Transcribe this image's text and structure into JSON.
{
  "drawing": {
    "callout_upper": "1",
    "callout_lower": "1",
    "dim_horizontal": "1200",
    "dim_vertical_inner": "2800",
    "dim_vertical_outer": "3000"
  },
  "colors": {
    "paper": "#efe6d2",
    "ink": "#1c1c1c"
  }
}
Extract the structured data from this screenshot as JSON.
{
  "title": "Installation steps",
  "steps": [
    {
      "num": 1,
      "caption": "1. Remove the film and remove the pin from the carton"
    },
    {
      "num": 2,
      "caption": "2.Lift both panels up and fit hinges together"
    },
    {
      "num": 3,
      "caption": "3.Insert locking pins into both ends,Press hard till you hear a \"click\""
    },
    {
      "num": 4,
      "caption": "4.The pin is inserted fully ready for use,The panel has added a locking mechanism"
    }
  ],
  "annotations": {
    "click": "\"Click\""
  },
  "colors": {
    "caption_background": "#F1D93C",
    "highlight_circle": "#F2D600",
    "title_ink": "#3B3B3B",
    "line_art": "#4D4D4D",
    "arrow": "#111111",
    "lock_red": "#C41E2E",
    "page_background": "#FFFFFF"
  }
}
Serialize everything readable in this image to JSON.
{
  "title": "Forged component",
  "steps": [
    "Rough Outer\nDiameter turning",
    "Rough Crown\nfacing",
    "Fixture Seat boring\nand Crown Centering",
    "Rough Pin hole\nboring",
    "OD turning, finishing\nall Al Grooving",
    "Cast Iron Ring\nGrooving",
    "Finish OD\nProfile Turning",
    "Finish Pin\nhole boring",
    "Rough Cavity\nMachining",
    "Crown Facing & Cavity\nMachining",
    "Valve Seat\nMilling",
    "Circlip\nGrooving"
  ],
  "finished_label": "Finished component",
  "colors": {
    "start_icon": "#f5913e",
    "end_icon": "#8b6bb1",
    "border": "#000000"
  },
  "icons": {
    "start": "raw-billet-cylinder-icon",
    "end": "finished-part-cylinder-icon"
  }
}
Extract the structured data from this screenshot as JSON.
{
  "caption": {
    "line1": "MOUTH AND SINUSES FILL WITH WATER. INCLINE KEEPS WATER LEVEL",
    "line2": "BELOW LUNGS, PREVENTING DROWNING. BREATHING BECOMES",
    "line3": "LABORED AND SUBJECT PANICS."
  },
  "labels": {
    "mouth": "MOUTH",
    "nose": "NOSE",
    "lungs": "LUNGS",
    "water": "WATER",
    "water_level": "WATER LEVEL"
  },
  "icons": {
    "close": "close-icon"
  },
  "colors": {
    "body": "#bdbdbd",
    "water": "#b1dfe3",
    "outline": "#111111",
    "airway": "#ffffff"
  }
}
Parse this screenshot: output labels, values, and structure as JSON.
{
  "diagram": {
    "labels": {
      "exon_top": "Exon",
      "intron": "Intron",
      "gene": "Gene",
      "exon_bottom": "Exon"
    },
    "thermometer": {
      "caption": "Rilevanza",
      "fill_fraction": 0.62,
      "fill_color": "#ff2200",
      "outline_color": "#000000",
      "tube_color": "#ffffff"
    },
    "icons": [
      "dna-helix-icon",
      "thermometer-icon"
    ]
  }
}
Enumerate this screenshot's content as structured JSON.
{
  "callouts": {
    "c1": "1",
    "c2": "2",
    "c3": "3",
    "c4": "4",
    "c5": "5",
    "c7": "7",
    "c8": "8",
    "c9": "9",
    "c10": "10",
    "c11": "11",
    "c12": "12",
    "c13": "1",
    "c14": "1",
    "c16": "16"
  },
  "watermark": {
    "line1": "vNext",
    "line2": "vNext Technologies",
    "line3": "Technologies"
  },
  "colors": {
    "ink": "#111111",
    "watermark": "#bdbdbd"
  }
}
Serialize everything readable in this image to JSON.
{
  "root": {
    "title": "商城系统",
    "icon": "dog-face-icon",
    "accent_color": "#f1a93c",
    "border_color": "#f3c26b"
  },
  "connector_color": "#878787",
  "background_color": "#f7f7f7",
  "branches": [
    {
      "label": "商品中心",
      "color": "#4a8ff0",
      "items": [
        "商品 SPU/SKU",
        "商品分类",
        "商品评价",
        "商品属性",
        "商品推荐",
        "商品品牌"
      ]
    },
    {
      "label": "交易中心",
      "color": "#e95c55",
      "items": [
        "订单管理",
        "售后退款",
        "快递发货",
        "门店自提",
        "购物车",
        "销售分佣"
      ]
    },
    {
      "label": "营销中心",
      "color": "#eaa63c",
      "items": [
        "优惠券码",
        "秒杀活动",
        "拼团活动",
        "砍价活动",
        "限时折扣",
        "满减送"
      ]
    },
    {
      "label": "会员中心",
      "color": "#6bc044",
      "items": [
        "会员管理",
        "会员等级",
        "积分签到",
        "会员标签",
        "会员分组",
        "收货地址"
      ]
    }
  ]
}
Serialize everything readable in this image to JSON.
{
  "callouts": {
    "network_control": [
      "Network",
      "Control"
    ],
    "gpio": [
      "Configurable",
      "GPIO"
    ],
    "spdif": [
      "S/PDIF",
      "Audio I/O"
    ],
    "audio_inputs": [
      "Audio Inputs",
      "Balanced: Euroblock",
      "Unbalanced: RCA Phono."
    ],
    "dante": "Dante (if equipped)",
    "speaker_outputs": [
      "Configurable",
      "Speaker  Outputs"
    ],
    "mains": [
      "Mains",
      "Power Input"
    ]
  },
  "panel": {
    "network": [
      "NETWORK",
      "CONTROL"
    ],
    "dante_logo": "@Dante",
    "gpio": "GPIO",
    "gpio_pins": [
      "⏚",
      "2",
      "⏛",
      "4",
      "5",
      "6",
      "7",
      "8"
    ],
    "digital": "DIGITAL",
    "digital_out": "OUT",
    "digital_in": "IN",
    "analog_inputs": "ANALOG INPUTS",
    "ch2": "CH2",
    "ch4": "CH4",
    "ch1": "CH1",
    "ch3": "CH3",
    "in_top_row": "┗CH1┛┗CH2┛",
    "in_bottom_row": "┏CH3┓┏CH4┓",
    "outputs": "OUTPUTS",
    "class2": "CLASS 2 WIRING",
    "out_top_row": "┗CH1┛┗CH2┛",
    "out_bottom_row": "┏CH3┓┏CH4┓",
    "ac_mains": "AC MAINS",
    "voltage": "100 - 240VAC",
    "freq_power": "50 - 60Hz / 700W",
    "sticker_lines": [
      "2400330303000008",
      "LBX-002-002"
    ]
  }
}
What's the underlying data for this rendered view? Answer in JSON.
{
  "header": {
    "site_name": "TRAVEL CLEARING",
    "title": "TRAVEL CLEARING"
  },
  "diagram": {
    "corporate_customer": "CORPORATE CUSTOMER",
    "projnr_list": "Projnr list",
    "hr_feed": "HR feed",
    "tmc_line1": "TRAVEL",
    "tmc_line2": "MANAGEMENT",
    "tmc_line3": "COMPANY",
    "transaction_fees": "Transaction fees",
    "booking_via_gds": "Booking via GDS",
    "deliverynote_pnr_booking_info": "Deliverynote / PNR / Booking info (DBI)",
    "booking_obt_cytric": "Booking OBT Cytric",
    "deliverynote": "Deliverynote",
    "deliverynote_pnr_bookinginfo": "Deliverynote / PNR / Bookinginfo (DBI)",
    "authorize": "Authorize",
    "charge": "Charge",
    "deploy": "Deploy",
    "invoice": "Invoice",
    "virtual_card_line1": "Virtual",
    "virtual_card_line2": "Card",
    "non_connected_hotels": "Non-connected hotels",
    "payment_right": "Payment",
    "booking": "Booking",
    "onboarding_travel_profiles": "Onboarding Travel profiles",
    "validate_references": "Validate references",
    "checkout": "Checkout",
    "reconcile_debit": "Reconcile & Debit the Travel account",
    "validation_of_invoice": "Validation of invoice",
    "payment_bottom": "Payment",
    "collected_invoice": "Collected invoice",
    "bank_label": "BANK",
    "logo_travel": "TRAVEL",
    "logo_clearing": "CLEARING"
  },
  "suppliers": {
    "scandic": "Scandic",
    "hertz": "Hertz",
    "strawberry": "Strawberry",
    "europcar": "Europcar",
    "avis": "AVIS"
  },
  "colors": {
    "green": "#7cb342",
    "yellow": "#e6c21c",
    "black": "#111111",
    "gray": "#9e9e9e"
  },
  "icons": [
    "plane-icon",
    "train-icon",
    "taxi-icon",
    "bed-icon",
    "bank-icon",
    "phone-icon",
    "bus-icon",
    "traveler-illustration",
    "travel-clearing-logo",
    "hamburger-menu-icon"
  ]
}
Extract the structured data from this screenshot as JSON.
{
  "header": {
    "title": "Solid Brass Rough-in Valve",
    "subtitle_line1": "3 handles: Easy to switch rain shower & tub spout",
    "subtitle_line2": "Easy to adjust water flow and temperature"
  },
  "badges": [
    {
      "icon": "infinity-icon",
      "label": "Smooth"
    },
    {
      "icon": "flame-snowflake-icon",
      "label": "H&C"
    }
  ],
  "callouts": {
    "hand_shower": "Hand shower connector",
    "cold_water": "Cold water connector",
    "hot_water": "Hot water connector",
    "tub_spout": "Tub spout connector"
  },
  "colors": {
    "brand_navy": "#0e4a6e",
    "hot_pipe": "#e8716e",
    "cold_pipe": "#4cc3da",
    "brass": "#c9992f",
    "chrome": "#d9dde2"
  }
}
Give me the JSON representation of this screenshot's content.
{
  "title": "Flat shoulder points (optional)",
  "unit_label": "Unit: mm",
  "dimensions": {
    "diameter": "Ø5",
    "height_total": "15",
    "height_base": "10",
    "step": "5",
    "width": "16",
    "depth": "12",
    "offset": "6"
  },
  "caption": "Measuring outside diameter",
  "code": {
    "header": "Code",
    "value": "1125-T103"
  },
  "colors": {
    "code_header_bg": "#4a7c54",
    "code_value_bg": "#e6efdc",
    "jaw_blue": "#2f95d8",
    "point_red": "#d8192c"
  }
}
· · · ·
**TASK TO CARRY OUT**
Copy each line of the listing that holds the word "invoice".

**EXPECTED OUTPUT**
    "invoice": "Invoice",
    "validation_of_invoice": "Validation of invoice",
    "collected_invoice": "Collected invoice",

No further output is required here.